Exercise description: Copy out the entries in full and with complete accuracy; pictures are excluded.

Records supplied:
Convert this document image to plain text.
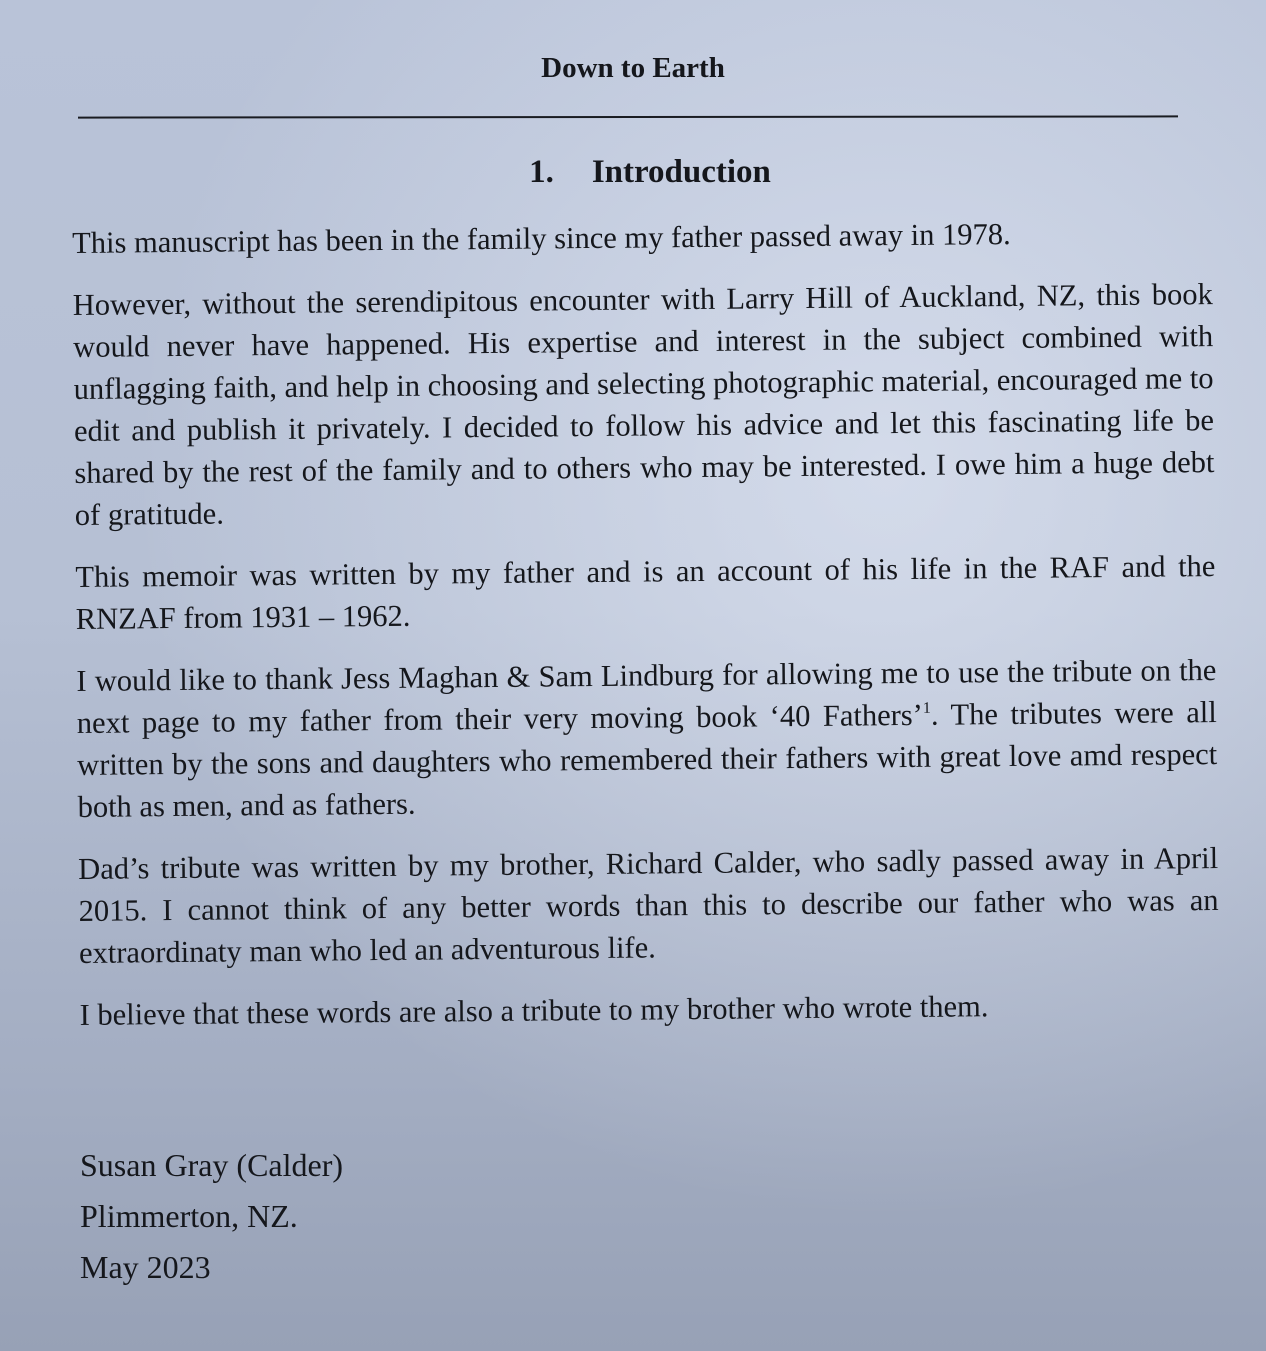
Down to Earth
1. Introduction

This manuscript has been in the family since my father passed away in 1978.

However, without the serendipitous encounter with Larry Hill of Auckland, NZ, this book would never have happened. His expertise and interest in the subject combined with unflagging faith, and help in choosing and selecting photographic material, encouraged me to edit and publish it privately. I decided to follow his advice and let this fascinating life be shared by the rest of the family and to others who may be interested. I owe him a huge debt of gratitude.

This memoir was written by my father and is an account of his life in the RAF and the RNZAF from 1931 – 1962.

I would like to thank Jess Maghan & Sam Lindburg for allowing me to use the tribute on the next page to my father from their very moving book ‘40 Fathers’$^1$. The tributes were all written by the sons and daughters who remembered their fathers with great love amd respect both as men, and as fathers.

Dad’s tribute was written by my brother, Richard Calder, who sadly passed away in April 2015. I cannot think of any better words than this to describe our father who was an extraordinaty man who led an adventurous life.

I believe that these words are also a tribute to my brother who wrote them.

Susan Gray (Calder)
Plimmerton, NZ.
May 2023
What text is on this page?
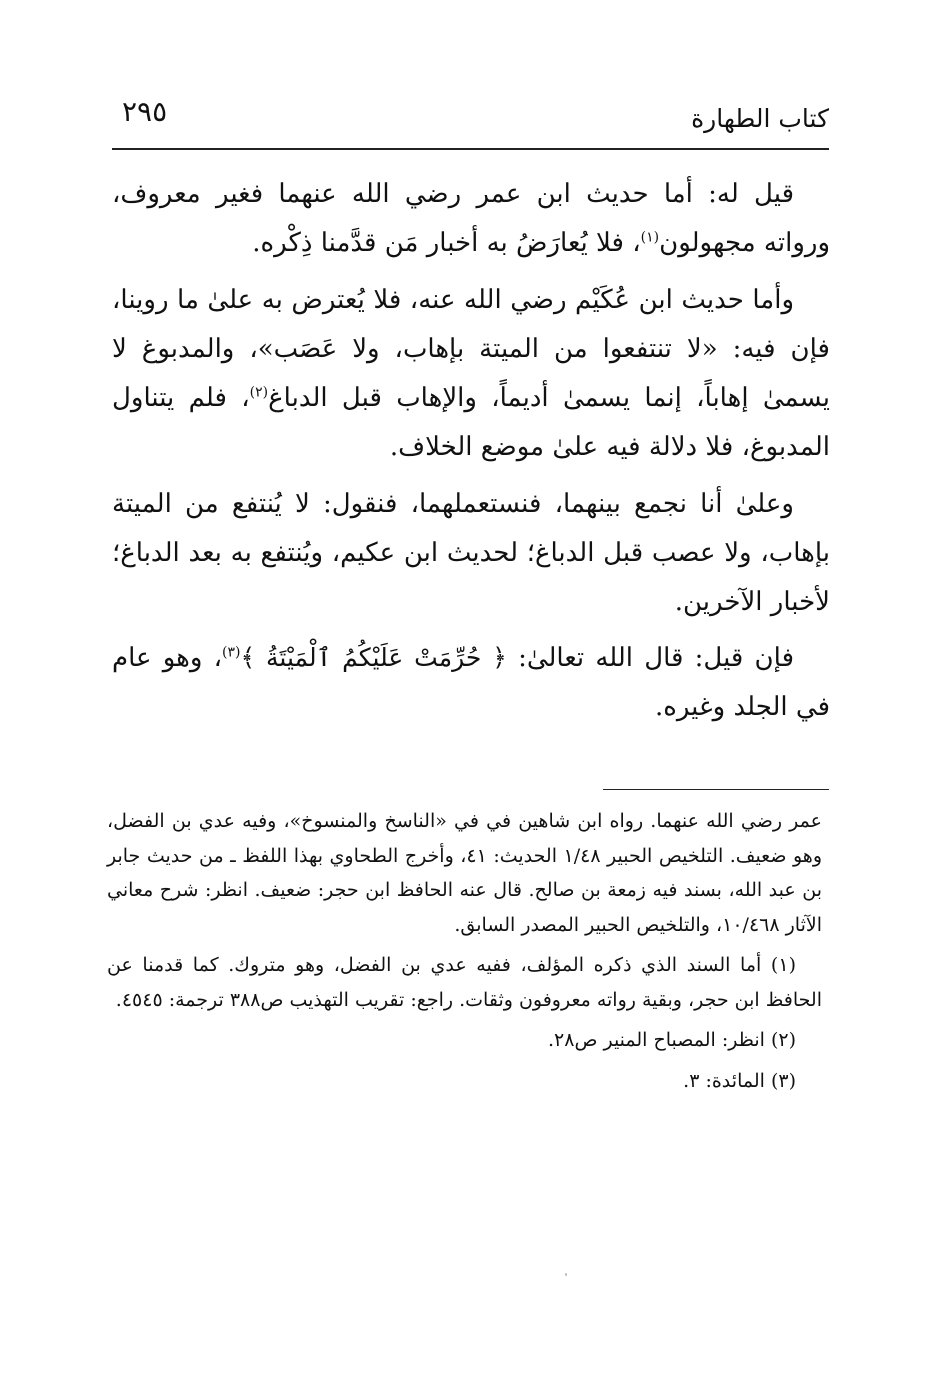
كتاب الطهارة
٢٩٥

قيل له: أما حديث ابن عمر رضي الله عنهما فغير معروف، ورواته مجهولون$^{(١)}$، فلا يُعارَضُ به أخبار مَن قدَّمنا ذِكْره.

وأما حديث ابن عُكَيْم رضي الله عنه، فلا يُعترض به علىٰ ما روينا، فإن فيه: «لا تنتفعوا من الميتة بإهاب، ولا عَصَب»، والمدبوغ لا يسمىٰ إهاباً، إنما يسمىٰ أديماً، والإهاب قبل الدباغ$^{(٢)}$، فلم يتناول المدبوغ، فلا دلالة فيه علىٰ موضع الخلاف.

وعلىٰ أنا نجمع بينهما، فنستعملهما، فنقول: لا يُنتفع من الميتة بإهاب، ولا عصب قبل الدباغ؛ لحديث ابن عكيم، ويُنتفع به بعد الدباغ؛ لأخبار الآخرين.

فإن قيل: قال الله تعالىٰ: ﴿ حُرِّمَتْ عَلَيْكُمُ ٱلْمَيْتَةُ ﴾$^{(٣)}$، وهو عام في الجلد وغيره.

عمر رضي الله عنهما. رواه ابن شاهين في في «الناسخ والمنسوخ»، وفيه عدي بن الفضل، وهو ضعيف. التلخيص الحبير ١/٤٨ الحديث: ٤١، وأخرج الطحاوي بهذا اللفظ ـ من حديث جابر بن عبد الله، بسند فيه زمعة بن صالح. قال عنه الحافظ ابن حجر: ضعيف. انظر: شرح معاني الآثار ١٠/٤٦٨، والتلخيص الحبير المصدر السابق.

(١) أما السند الذي ذكره المؤلف، ففيه عدي بن الفضل، وهو متروك. كما قدمنا عن الحافظ ابن حجر، وبقية رواته معروفون وثقات. راجع: تقريب التهذيب ص٣٨٨ ترجمة: ٤٥٤٥.

(٢) انظر: المصباح المنير ص٢٨.

(٣) المائدة: ٣.
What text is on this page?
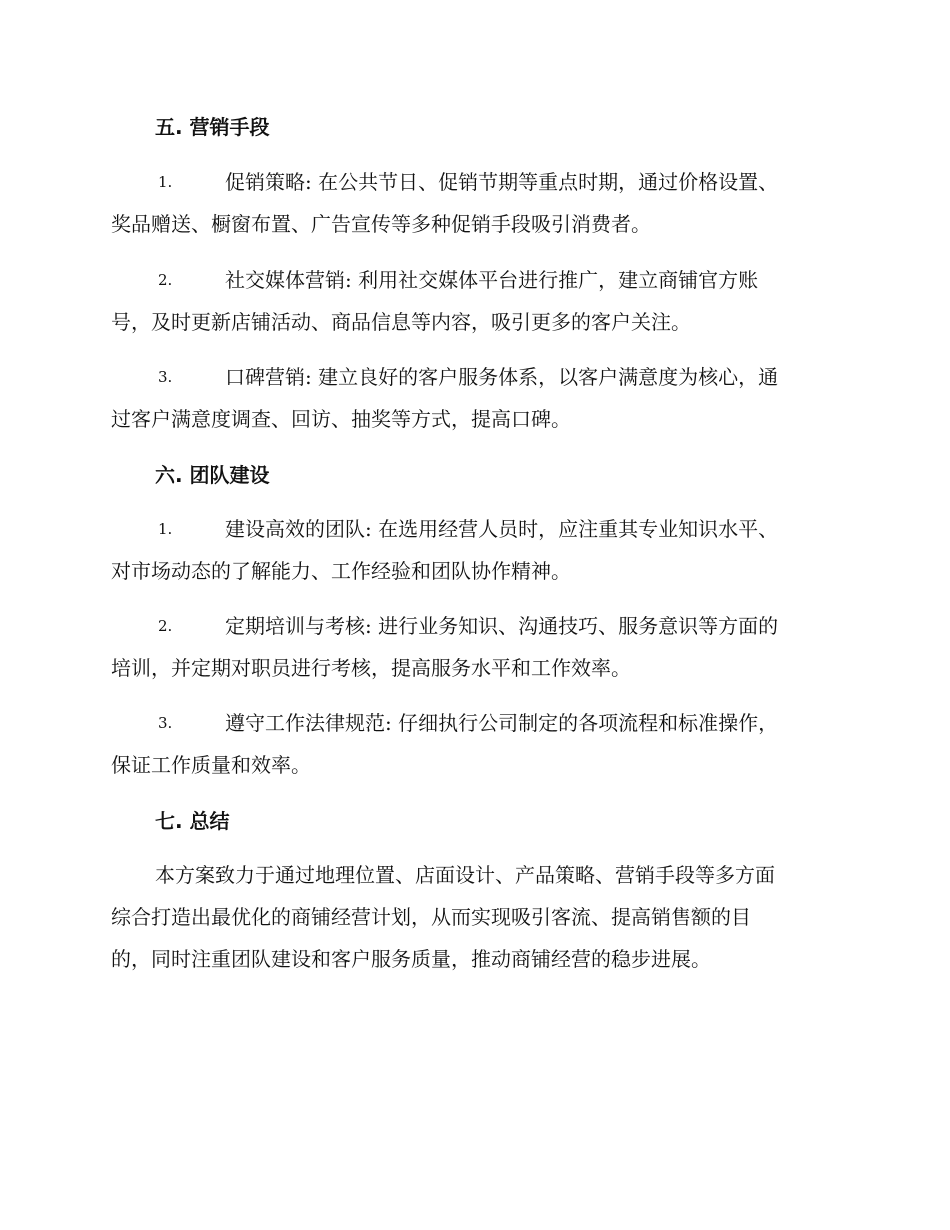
五. 营销手段
1.	促销策略: 在公共节日、促销节期等重点时期，通过价格设置、
奖品赠送、橱窗布置、广告宣传等多种促销手段吸引消费者。
2.	社交媒体营销: 利用社交媒体平台进行推广，建立商铺官方账
号，及时更新店铺活动、商品信息等内容，吸引更多的客户关注。
3.	口碑营销: 建立良好的客户服务体系，以客户满意度为核心，通
过客户满意度调查、回访、抽奖等方式，提高口碑。
六. 团队建设
1.	建设高效的团队: 在选用经营人员时，应注重其专业知识水平、
对市场动态的了解能力、工作经验和团队协作精神。
2.	定期培训与考核: 进行业务知识、沟通技巧、服务意识等方面的
培训，并定期对职员进行考核，提高服务水平和工作效率。
3.	遵守工作法律规范: 仔细执行公司制定的各项流程和标准操作，
保证工作质量和效率。
七. 总结
本方案致力于通过地理位置、店面设计、产品策略、营销手段等多方面
综合打造出最优化的商铺经营计划，从而实现吸引客流、提高销售额的目
的，同时注重团队建设和客户服务质量，推动商铺经营的稳步进展。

The response:
Convert this document image to plain text.
Down to Earth
1. Introduction

This manuscript has been in the family since my father passed away in 1978.

However, without the serendipitous encounter with Larry Hill of Auckland, NZ, this book would never have happened. His expertise and interest in the subject combined with unflagging faith, and help in choosing and selecting photographic material, encouraged me to edit and publish it privately. I decided to follow his advice and let this fascinating life be shared by the rest of the family and to others who may be interested. I owe him a huge debt of gratitude.

This memoir was written by my father and is an account of his life in the RAF and the RNZAF from 1931 – 1962.

I would like to thank Jess Maghan & Sam Lindburg for allowing me to use the tribute on the next page to my father from their very moving book ‘40 Fathers’$^1$. The tributes were all written by the sons and daughters who remembered their fathers with great love amd respect both as men, and as fathers.

Dad’s tribute was written by my brother, Richard Calder, who sadly passed away in April 2015. I cannot think of any better words than this to describe our father who was an extraordinaty man who led an adventurous life.

I believe that these words are also a tribute to my brother who wrote them.

Susan Gray (Calder)
Plimmerton, NZ.
May 2023
What text is on this page?
كتاب الطهارة
٢٩٥

قيل له: أما حديث ابن عمر رضي الله عنهما فغير معروف، ورواته مجهولون$^{(١)}$، فلا يُعارَضُ به أخبار مَن قدَّمنا ذِكْره.

وأما حديث ابن عُكَيْم رضي الله عنه، فلا يُعترض به علىٰ ما روينا، فإن فيه: «لا تنتفعوا من الميتة بإهاب، ولا عَصَب»، والمدبوغ لا يسمىٰ إهاباً، إنما يسمىٰ أديماً، والإهاب قبل الدباغ$^{(٢)}$، فلم يتناول المدبوغ، فلا دلالة فيه علىٰ موضع الخلاف.

وعلىٰ أنا نجمع بينهما، فنستعملهما، فنقول: لا يُنتفع من الميتة بإهاب، ولا عصب قبل الدباغ؛ لحديث ابن عكيم، ويُنتفع به بعد الدباغ؛ لأخبار الآخرين.

فإن قيل: قال الله تعالىٰ: ﴿ حُرِّمَتْ عَلَيْكُمُ ٱلْمَيْتَةُ ﴾$^{(٣)}$، وهو عام في الجلد وغيره.

عمر رضي الله عنهما. رواه ابن شاهين في في «الناسخ والمنسوخ»، وفيه عدي بن الفضل، وهو ضعيف. التلخيص الحبير ١/٤٨ الحديث: ٤١، وأخرج الطحاوي بهذا اللفظ ـ من حديث جابر بن عبد الله، بسند فيه زمعة بن صالح. قال عنه الحافظ ابن حجر: ضعيف. انظر: شرح معاني الآثار ١٠/٤٦٨، والتلخيص الحبير المصدر السابق.

(١) أما السند الذي ذكره المؤلف، ففيه عدي بن الفضل، وهو متروك. كما قدمنا عن الحافظ ابن حجر، وبقية رواته معروفون وثقات. راجع: تقريب التهذيب ص٣٨٨ ترجمة: ٤٥٤٥.

(٢) انظر: المصباح المنير ص٢٨.

(٣) المائدة: ٣.
What text is on this page?
五. 营销手段
1.	促销策略: 在公共节日、促销节期等重点时期，通过价格设置、
奖品赠送、橱窗布置、广告宣传等多种促销手段吸引消费者。
2.	社交媒体营销: 利用社交媒体平台进行推广，建立商铺官方账
号，及时更新店铺活动、商品信息等内容，吸引更多的客户关注。
3.	口碑营销: 建立良好的客户服务体系，以客户满意度为核心，通
过客户满意度调查、回访、抽奖等方式，提高口碑。
六. 团队建设
1.	建设高效的团队: 在选用经营人员时，应注重其专业知识水平、
对市场动态的了解能力、工作经验和团队协作精神。
2.	定期培训与考核: 进行业务知识、沟通技巧、服务意识等方面的
培训，并定期对职员进行考核，提高服务水平和工作效率。
3.	遵守工作法律规范: 仔细执行公司制定的各项流程和标准操作，
保证工作质量和效率。
七. 总结
本方案致力于通过地理位置、店面设计、产品策略、营销手段等多方面
综合打造出最优化的商铺经营计划，从而实现吸引客流、提高销售额的目
的，同时注重团队建设和客户服务质量，推动商铺经营的稳步进展。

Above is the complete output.